Items →

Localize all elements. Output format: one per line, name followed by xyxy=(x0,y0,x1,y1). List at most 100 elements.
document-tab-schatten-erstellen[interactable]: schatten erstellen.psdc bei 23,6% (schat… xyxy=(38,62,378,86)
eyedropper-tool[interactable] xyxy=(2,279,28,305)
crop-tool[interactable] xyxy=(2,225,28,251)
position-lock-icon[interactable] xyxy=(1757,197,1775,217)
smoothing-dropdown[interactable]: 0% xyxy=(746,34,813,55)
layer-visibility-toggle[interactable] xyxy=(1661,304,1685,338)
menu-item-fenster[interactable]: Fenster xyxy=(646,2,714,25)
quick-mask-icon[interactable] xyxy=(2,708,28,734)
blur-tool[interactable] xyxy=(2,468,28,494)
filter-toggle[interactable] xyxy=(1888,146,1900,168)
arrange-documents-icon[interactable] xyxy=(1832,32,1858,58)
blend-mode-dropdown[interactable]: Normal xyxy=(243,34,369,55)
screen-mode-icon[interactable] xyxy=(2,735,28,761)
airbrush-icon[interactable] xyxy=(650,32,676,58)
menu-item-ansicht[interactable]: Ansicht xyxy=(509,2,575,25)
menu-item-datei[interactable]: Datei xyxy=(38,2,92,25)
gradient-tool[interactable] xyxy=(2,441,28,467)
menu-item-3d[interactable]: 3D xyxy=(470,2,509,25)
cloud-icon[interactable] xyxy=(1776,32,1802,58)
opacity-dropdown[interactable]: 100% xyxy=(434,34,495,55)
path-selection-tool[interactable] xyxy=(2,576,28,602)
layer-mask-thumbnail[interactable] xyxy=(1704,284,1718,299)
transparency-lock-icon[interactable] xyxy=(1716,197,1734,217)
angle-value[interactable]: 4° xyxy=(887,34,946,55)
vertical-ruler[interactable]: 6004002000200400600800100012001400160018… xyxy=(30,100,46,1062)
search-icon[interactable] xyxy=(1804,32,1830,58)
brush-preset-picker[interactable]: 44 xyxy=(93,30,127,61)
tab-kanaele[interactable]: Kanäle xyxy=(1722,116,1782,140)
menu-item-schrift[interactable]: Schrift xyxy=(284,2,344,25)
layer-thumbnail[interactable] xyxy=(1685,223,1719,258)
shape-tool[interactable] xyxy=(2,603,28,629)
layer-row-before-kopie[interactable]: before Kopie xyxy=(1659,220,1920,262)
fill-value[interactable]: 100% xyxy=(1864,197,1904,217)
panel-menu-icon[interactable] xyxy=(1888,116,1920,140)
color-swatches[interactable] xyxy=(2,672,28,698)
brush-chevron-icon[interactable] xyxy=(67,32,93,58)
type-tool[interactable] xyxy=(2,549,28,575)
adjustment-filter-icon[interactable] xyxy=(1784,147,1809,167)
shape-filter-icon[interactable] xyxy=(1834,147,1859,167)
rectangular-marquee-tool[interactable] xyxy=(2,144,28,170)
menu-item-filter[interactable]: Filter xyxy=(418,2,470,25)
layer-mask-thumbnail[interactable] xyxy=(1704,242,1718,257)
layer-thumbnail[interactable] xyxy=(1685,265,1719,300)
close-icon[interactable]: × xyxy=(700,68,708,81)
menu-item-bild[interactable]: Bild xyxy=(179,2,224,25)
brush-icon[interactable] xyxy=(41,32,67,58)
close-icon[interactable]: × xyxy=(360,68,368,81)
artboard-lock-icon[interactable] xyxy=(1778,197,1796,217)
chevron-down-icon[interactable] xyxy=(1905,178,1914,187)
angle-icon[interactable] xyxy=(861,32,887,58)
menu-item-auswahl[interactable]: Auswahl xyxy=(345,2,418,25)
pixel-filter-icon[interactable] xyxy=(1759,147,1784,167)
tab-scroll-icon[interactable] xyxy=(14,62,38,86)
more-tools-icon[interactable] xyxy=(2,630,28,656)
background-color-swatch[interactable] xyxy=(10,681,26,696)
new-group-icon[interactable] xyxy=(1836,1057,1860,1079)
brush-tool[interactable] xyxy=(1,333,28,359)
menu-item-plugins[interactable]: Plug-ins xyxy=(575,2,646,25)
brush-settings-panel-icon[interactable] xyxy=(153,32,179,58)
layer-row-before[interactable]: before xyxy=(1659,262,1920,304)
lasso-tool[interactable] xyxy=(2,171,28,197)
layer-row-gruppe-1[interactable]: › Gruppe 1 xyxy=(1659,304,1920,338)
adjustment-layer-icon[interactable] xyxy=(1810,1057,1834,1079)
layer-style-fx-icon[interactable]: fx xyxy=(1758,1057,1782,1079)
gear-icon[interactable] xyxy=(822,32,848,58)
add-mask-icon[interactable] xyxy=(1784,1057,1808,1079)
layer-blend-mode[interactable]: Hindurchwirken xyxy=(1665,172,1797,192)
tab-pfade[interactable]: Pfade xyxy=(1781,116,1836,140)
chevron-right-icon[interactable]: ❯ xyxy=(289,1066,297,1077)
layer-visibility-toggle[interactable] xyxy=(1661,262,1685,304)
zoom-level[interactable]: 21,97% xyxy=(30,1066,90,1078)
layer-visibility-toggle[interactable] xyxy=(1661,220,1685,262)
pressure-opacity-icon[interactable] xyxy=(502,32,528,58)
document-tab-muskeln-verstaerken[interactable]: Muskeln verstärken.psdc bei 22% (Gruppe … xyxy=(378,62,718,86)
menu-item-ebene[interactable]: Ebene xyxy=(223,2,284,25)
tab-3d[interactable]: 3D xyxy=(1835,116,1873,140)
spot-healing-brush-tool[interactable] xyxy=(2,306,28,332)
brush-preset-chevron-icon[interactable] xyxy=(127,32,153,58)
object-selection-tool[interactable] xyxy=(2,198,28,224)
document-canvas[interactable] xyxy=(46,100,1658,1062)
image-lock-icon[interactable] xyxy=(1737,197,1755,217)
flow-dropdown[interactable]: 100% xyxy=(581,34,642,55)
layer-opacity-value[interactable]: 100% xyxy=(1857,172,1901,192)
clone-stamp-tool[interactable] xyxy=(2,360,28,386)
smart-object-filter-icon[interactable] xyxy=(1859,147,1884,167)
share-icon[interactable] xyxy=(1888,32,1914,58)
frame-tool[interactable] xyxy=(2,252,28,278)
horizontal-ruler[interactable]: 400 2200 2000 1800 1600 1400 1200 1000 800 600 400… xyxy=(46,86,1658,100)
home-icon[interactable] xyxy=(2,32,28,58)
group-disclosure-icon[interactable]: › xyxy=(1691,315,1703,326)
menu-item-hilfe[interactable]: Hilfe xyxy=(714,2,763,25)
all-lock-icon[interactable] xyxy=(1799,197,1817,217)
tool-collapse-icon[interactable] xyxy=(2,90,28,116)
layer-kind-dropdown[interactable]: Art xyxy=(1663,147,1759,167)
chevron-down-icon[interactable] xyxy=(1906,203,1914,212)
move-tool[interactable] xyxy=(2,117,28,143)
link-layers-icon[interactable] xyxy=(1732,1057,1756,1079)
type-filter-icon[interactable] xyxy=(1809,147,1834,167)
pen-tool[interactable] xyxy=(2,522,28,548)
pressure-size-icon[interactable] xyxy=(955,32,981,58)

Do this → In the entries above, substitute "clickable" for every occurrence of "interactable" and leave all other text unchanged.

Worked solution →
Localize all elements. Output format: one per line, name followed by xyxy=(x0,y0,x1,y1). List at most 100 elements.
document-tab-schatten-erstellen[clickable]: schatten erstellen.psdc bei 23,6% (schat… xyxy=(38,62,378,86)
eyedropper-tool[clickable] xyxy=(2,279,28,305)
crop-tool[clickable] xyxy=(2,225,28,251)
position-lock-icon[clickable] xyxy=(1757,197,1775,217)
smoothing-dropdown[clickable]: 0% xyxy=(746,34,813,55)
layer-visibility-toggle[clickable] xyxy=(1661,304,1685,338)
menu-item-fenster[clickable]: Fenster xyxy=(646,2,714,25)
quick-mask-icon[clickable] xyxy=(2,708,28,734)
blur-tool[clickable] xyxy=(2,468,28,494)
filter-toggle[clickable] xyxy=(1888,146,1900,168)
arrange-documents-icon[clickable] xyxy=(1832,32,1858,58)
blend-mode-dropdown[clickable]: Normal xyxy=(243,34,369,55)
screen-mode-icon[clickable] xyxy=(2,735,28,761)
airbrush-icon[clickable] xyxy=(650,32,676,58)
menu-item-ansicht[clickable]: Ansicht xyxy=(509,2,575,25)
menu-item-datei[clickable]: Datei xyxy=(38,2,92,25)
gradient-tool[clickable] xyxy=(2,441,28,467)
menu-item-3d[clickable]: 3D xyxy=(470,2,509,25)
cloud-icon[clickable] xyxy=(1776,32,1802,58)
opacity-dropdown[clickable]: 100% xyxy=(434,34,495,55)
path-selection-tool[clickable] xyxy=(2,576,28,602)
layer-mask-thumbnail[clickable] xyxy=(1704,284,1718,299)
transparency-lock-icon[clickable] xyxy=(1716,197,1734,217)
angle-value[clickable]: 4° xyxy=(887,34,946,55)
vertical-ruler[clickable]: 6004002000200400600800100012001400160018… xyxy=(30,100,46,1062)
search-icon[clickable] xyxy=(1804,32,1830,58)
brush-preset-picker[clickable]: 44 xyxy=(93,30,127,61)
tab-kanaele[clickable]: Kanäle xyxy=(1722,116,1782,140)
menu-item-schrift[clickable]: Schrift xyxy=(284,2,344,25)
layer-thumbnail[clickable] xyxy=(1685,223,1719,258)
shape-tool[clickable] xyxy=(2,603,28,629)
layer-row-before-kopie[clickable]: before Kopie xyxy=(1659,220,1920,262)
fill-value[clickable]: 100% xyxy=(1864,197,1904,217)
panel-menu-icon[clickable] xyxy=(1888,116,1920,140)
color-swatches[clickable] xyxy=(2,672,28,698)
brush-chevron-icon[clickable] xyxy=(67,32,93,58)
type-tool[clickable] xyxy=(2,549,28,575)
adjustment-filter-icon[clickable] xyxy=(1784,147,1809,167)
shape-filter-icon[clickable] xyxy=(1834,147,1859,167)
rectangular-marquee-tool[clickable] xyxy=(2,144,28,170)
menu-item-filter[clickable]: Filter xyxy=(418,2,470,25)
layer-mask-thumbnail[clickable] xyxy=(1704,242,1718,257)
layer-thumbnail[clickable] xyxy=(1685,265,1719,300)
close-icon[clickable]: × xyxy=(700,68,708,81)
menu-item-bild[clickable]: Bild xyxy=(179,2,224,25)
brush-icon[clickable] xyxy=(41,32,67,58)
close-icon[clickable]: × xyxy=(360,68,368,81)
artboard-lock-icon[clickable] xyxy=(1778,197,1796,217)
chevron-down-icon[clickable] xyxy=(1905,178,1914,187)
angle-icon[clickable] xyxy=(861,32,887,58)
menu-item-auswahl[clickable]: Auswahl xyxy=(345,2,418,25)
pixel-filter-icon[clickable] xyxy=(1759,147,1784,167)
tab-scroll-icon[clickable] xyxy=(14,62,38,86)
more-tools-icon[clickable] xyxy=(2,630,28,656)
background-color-swatch[clickable] xyxy=(10,681,26,696)
new-group-icon[clickable] xyxy=(1836,1057,1860,1079)
brush-tool[clickable] xyxy=(1,333,28,359)
menu-item-plugins[clickable]: Plug-ins xyxy=(575,2,646,25)
brush-settings-panel-icon[clickable] xyxy=(153,32,179,58)
layer-row-before[clickable]: before xyxy=(1659,262,1920,304)
lasso-tool[clickable] xyxy=(2,171,28,197)
layer-row-gruppe-1[clickable]: › Gruppe 1 xyxy=(1659,304,1920,338)
adjustment-layer-icon[clickable] xyxy=(1810,1057,1834,1079)
layer-style-fx-icon[clickable]: fx xyxy=(1758,1057,1782,1079)
gear-icon[clickable] xyxy=(822,32,848,58)
add-mask-icon[clickable] xyxy=(1784,1057,1808,1079)
layer-blend-mode[clickable]: Hindurchwirken xyxy=(1665,172,1797,192)
tab-pfade[clickable]: Pfade xyxy=(1781,116,1836,140)
chevron-right-icon[clickable]: ❯ xyxy=(289,1066,297,1077)
layer-visibility-toggle[clickable] xyxy=(1661,262,1685,304)
zoom-level[clickable]: 21,97% xyxy=(30,1066,90,1078)
layer-visibility-toggle[clickable] xyxy=(1661,220,1685,262)
pressure-opacity-icon[clickable] xyxy=(502,32,528,58)
document-tab-muskeln-verstaerken[clickable]: Muskeln verstärken.psdc bei 22% (Gruppe … xyxy=(378,62,718,86)
menu-item-ebene[clickable]: Ebene xyxy=(223,2,284,25)
tab-3d[clickable]: 3D xyxy=(1835,116,1873,140)
spot-healing-brush-tool[clickable] xyxy=(2,306,28,332)
brush-preset-chevron-icon[clickable] xyxy=(127,32,153,58)
object-selection-tool[clickable] xyxy=(2,198,28,224)
document-canvas[clickable] xyxy=(46,100,1658,1062)
image-lock-icon[clickable] xyxy=(1737,197,1755,217)
flow-dropdown[clickable]: 100% xyxy=(581,34,642,55)
layer-opacity-value[clickable]: 100% xyxy=(1857,172,1901,192)
clone-stamp-tool[clickable] xyxy=(2,360,28,386)
smart-object-filter-icon[clickable] xyxy=(1859,147,1884,167)
share-icon[clickable] xyxy=(1888,32,1914,58)
frame-tool[clickable] xyxy=(2,252,28,278)
horizontal-ruler[clickable]: 400 2200 2000 1800 1600 1400 1200 1000 800 600 400… xyxy=(46,86,1658,100)
home-icon[clickable] xyxy=(2,32,28,58)
group-disclosure-icon[clickable]: › xyxy=(1691,315,1703,326)
menu-item-hilfe[clickable]: Hilfe xyxy=(714,2,763,25)
all-lock-icon[clickable] xyxy=(1799,197,1817,217)
tool-collapse-icon[clickable] xyxy=(2,90,28,116)
layer-kind-dropdown[clickable]: Art xyxy=(1663,147,1759,167)
chevron-down-icon[clickable] xyxy=(1906,203,1914,212)
move-tool[clickable] xyxy=(2,117,28,143)
link-layers-icon[clickable] xyxy=(1732,1057,1756,1079)
type-filter-icon[clickable] xyxy=(1809,147,1834,167)
pen-tool[clickable] xyxy=(2,522,28,548)
pressure-size-icon[clickable] xyxy=(955,32,981,58)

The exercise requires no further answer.